# Problems and tasks
**1.** Reproduce word for word the stretch of the Gupi biography from "In 2018, Hawk" through "the same label.".
**2.** In the records, give only the stretch from the line containing "Itemize the components" through the line containing "help-icon[interactable]: ? [601,383,626,408]", swapping "help-icon" for "info-icon" and leaving everything else unchanged. Leave the pictures out.

# Article
/---

Spencer Anthony Hawk (born March 26, 1999), also known by their stage name Gupi (stylized as gupi), is an American electronic musician. Gupi is the child of skateboarder Tony Hawk.

Biography 
As a child, Hawk's mother encouraged them to learn the guitar, which started their interest in music. In school, they played in a rock band with several of their friends. When they discovered artists like Skrillex and Deadmau5, Hawk decided to pursue electronic music instead. They worked on electronic music throughout middle school and high school, and connected with other producers through SoundCloud. Hawk originally made music under the name W3N, but began releasing music as Gupi in 2016, when they were 17.

In 2018, Hawk released their second EP, All, through the record label RORA Team. Charli XCX heard their EP and asked them to do a session with her for her 2019 album, Charli. The work that they did was not released on her album, but Hawk had the opportunity to meet and work alongside A. G. Cook and Dylan Brady. In February 2020, Hawk released their debut album, None, through Dog Show Records, a record label owned by Brady. In October 2020, Hawk and Fraxiom released Food House under the Food House name, through the same label.

Though their father is supportive of their work, Hawk says that they "[try] to make a very large point of not at all involving [their] dad" so that their accomplishments are considered to be their own.

\---

# Extracted entries

/---

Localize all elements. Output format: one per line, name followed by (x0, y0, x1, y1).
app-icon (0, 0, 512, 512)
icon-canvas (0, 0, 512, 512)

\---
/---

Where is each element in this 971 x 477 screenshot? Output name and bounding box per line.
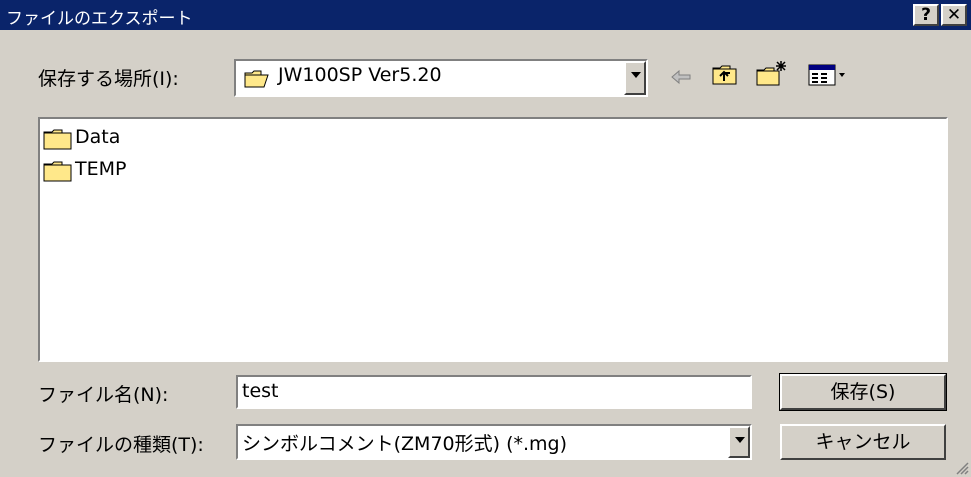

\---
/---

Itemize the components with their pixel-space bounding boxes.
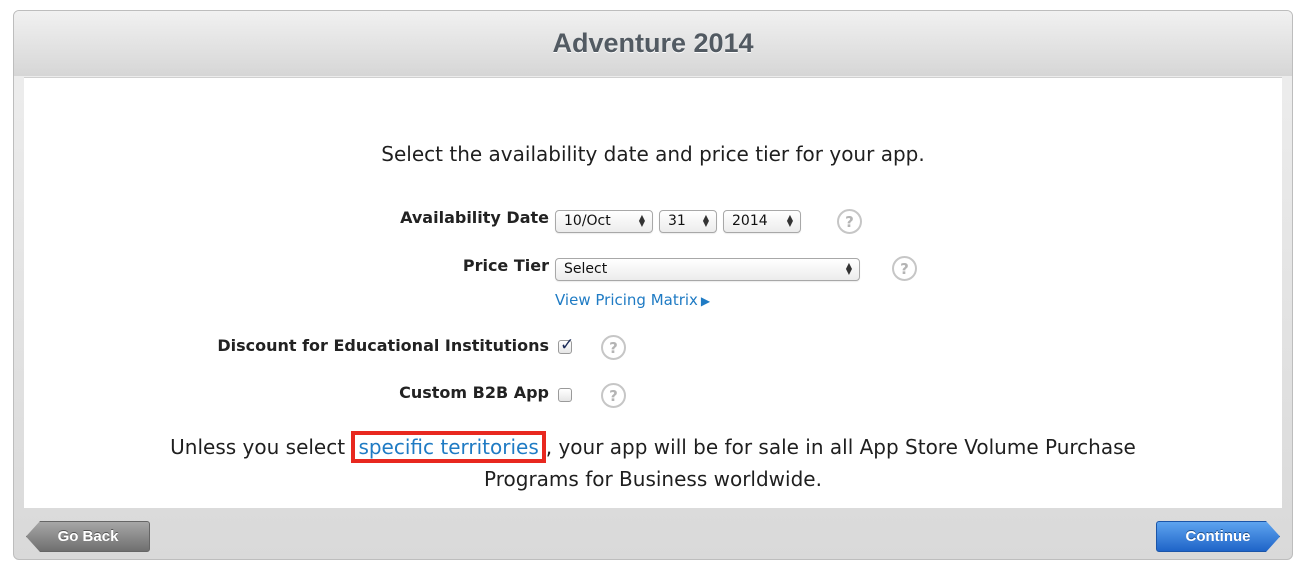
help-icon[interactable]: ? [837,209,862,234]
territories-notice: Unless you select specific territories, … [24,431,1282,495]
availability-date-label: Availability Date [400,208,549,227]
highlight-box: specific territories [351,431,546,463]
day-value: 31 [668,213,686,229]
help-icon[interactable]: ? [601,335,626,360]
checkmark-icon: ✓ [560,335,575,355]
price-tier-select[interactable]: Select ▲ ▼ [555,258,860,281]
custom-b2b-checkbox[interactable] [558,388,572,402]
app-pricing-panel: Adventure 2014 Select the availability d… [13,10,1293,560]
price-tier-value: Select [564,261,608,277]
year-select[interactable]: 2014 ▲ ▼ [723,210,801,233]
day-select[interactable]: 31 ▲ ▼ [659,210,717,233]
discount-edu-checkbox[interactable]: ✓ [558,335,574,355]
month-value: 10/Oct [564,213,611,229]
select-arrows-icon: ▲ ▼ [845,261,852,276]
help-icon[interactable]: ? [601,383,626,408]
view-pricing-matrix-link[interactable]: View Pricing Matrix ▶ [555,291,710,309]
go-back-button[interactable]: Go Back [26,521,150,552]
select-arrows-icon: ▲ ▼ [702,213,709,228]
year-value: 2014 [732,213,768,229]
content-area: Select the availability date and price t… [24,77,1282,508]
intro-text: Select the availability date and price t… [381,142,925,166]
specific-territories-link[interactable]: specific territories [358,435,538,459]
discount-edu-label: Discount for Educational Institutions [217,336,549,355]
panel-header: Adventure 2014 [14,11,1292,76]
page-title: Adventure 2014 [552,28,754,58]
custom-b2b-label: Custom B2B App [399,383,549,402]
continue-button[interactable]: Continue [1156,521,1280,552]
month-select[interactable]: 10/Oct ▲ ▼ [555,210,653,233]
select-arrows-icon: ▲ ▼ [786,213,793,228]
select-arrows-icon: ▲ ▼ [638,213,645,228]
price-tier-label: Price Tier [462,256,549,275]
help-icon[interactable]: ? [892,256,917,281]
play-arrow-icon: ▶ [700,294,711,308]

\---

# Answers below
**1.**
In 2018, Hawk released their second EP, All, through the record label RORA Team. Charli XCX heard their EP and asked them to do a session with her for her 2019 album, Charli. The work that they did was not released on her album, but Hawk had the opportunity to meet and work alongside A. G. Cook and Dylan Brady. In February 2020, Hawk released their debut album, None, through Dog Show Records, a record label owned by Brady. In October 2020, Hawk and Fraxiom released Food House under the Food House name, through the same label.

**2.**
Itemize the components with their pixel-space bounding boxes.
info-icon[interactable]: ? [837,209,862,234]
territories-notice: Unless you select specific territories, … [24,431,1282,495]
availability-date-label: Availability Date [400,208,549,227]
highlight-box: specific territories [351,431,546,463]
day-value: 31 [668,213,686,229]
info-icon[interactable]: ? [601,335,626,360]
checkmark-icon: ✓ [560,335,575,355]
price-tier-select[interactable]: Select ▲ ▼ [555,258,860,281]
custom-b2b-checkbox[interactable] [558,388,572,402]
app-pricing-panel: Adventure 2014 Select the availability d… [13,10,1293,560]
price-tier-value: Select [564,261,608,277]
year-select[interactable]: 2014 ▲ ▼ [723,210,801,233]
day-select[interactable]: 31 ▲ ▼ [659,210,717,233]
discount-edu-checkbox[interactable]: ✓ [558,335,574,355]
month-value: 10/Oct [564,213,611,229]
select-arrows-icon: ▲ ▼ [845,261,852,276]
info-icon[interactable]: ? [601,383,626,408]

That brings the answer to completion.